(MATERIAL SUPPLIED Opens)

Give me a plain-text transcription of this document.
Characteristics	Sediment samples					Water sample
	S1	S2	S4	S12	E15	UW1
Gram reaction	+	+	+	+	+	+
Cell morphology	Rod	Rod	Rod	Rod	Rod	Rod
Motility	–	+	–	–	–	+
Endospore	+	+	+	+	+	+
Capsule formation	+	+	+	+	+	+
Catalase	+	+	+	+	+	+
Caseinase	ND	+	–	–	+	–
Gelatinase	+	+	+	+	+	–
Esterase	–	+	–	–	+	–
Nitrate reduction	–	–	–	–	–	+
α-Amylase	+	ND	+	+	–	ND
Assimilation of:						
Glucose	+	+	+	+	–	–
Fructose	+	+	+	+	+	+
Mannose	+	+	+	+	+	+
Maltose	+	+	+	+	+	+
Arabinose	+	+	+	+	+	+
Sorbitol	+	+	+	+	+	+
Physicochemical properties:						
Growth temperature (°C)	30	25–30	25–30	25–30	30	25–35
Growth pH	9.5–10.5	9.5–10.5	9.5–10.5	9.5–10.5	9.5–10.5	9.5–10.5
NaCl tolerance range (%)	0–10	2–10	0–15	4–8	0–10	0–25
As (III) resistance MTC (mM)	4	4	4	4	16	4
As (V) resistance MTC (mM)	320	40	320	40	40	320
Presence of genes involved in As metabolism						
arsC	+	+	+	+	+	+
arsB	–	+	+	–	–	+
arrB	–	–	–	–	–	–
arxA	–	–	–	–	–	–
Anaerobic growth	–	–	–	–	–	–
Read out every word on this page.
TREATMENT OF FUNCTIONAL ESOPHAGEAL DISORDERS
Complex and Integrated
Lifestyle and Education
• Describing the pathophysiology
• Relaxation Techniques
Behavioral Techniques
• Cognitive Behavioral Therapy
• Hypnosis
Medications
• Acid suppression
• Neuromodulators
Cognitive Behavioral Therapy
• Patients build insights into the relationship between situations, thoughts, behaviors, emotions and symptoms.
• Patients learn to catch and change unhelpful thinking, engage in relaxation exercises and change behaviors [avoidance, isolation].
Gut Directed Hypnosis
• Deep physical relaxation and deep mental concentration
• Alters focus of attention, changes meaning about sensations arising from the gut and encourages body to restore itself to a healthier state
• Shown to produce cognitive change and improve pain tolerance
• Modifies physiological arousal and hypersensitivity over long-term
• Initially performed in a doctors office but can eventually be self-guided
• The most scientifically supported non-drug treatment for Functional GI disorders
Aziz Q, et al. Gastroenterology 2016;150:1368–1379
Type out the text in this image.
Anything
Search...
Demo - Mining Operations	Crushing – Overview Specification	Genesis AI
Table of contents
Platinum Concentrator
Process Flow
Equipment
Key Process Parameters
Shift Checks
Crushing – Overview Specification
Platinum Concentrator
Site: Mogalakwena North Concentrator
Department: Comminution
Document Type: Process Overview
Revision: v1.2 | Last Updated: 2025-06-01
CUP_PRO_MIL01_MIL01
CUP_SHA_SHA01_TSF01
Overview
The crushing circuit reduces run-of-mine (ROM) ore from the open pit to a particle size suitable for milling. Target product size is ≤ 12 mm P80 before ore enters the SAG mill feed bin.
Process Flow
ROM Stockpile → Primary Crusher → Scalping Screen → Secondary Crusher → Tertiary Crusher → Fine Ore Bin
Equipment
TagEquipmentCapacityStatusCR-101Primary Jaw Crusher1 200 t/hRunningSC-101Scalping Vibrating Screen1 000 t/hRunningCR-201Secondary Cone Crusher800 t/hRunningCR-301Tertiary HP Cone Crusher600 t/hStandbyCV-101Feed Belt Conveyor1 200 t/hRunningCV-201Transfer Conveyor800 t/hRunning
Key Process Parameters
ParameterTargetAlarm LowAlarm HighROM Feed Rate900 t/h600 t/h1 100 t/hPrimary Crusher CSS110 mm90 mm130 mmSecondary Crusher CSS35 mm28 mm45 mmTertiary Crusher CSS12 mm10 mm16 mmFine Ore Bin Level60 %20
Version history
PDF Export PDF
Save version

(MATERIAL SUPPLIED Closes)

**PROBLEM TO SOLVE**.
Extract the entries above verbatim.

**YOUR SOLUTION**.
Give me a plain-text transcription of this document.
Characteristics	Sediment samples					Water sample
	S1	S2	S4	S12	E15	UW1
Gram reaction	+	+	+	+	+	+
Cell morphology	Rod	Rod	Rod	Rod	Rod	Rod
Motility	–	+	–	–	–	+
Endospore	+	+	+	+	+	+
Capsule formation	+	+	+	+	+	+
Catalase	+	+	+	+	+	+
Caseinase	ND	+	–	–	+	–
Gelatinase	+	+	+	+	+	–
Esterase	–	+	–	–	+	–
Nitrate reduction	–	–	–	–	–	+
α-Amylase	+	ND	+	+	–	ND
Assimilation of:						
Glucose	+	+	+	+	–	–
Fructose	+	+	+	+	+	+
Mannose	+	+	+	+	+	+
Maltose	+	+	+	+	+	+
Arabinose	+	+	+	+	+	+
Sorbitol	+	+	+	+	+	+
Physicochemical properties:						
Growth temperature (°C)	30	25–30	25–30	25–30	30	25–35
Growth pH	9.5–10.5	9.5–10.5	9.5–10.5	9.5–10.5	9.5–10.5	9.5–10.5
NaCl tolerance range (%)	0–10	2–10	0–15	4–8	0–10	0–25
As (III) resistance MTC (mM)	4	4	4	4	16	4
As (V) resistance MTC (mM)	320	40	320	40	40	320
Presence of genes involved in As metabolism						
arsC	+	+	+	+	+	+
arsB	–	+	+	–	–	+
arrB	–	–	–	–	–	–
arxA	–	–	–	–	–	–
Anaerobic growth	–	–	–	–	–	–
Read out every word on this page.
TREATMENT OF FUNCTIONAL ESOPHAGEAL DISORDERS
Complex and Integrated
Lifestyle and Education
• Describing the pathophysiology
• Relaxation Techniques
Behavioral Techniques
• Cognitive Behavioral Therapy
• Hypnosis
Medications
• Acid suppression
• Neuromodulators
Cognitive Behavioral Therapy
• Patients build insights into the relationship between situations, thoughts, behaviors, emotions and symptoms.
• Patients learn to catch and change unhelpful thinking, engage in relaxation exercises and change behaviors [avoidance, isolation].
Gut Directed Hypnosis
• Deep physical relaxation and deep mental concentration
• Alters focus of attention, changes meaning about sensations arising from the gut and encourages body to restore itself to a healthier state
• Shown to produce cognitive change and improve pain tolerance
• Modifies physiological arousal and hypersensitivity over long-term
• Initially performed in a doctors office but can eventually be self-guided
• The most scientifically supported non-drug treatment for Functional GI disorders
Aziz Q, et al. Gastroenterology 2016;150:1368–1379
Type out the text in this image.
Anything
Search...
Demo - Mining Operations	Crushing – Overview Specification	Genesis AI
Table of contents
Platinum Concentrator
Process Flow
Equipment
Key Process Parameters
Shift Checks
Crushing – Overview Specification
Platinum Concentrator
Site: Mogalakwena North Concentrator
Department: Comminution
Document Type: Process Overview
Revision: v1.2 | Last Updated: 2025-06-01
CUP_PRO_MIL01_MIL01
CUP_SHA_SHA01_TSF01
Overview
The crushing circuit reduces run-of-mine (ROM) ore from the open pit to a particle size suitable for milling. Target product size is ≤ 12 mm P80 before ore enters the SAG mill feed bin.
Process Flow
ROM Stockpile → Primary Crusher → Scalping Screen → Secondary Crusher → Tertiary Crusher → Fine Ore Bin
Equipment
TagEquipmentCapacityStatusCR-101Primary Jaw Crusher1 200 t/hRunningSC-101Scalping Vibrating Screen1 000 t/hRunningCR-201Secondary Cone Crusher800 t/hRunningCR-301Tertiary HP Cone Crusher600 t/hStandbyCV-101Feed Belt Conveyor1 200 t/hRunningCV-201Transfer Conveyor800 t/hRunning
Key Process Parameters
ParameterTargetAlarm LowAlarm HighROM Feed Rate900 t/h600 t/h1 100 t/hPrimary Crusher CSS110 mm90 mm130 mmSecondary Crusher CSS35 mm28 mm45 mmTertiary Crusher CSS12 mm10 mm16 mmFine Ore Bin Level60 %20
Version history
PDF Export PDF
Save version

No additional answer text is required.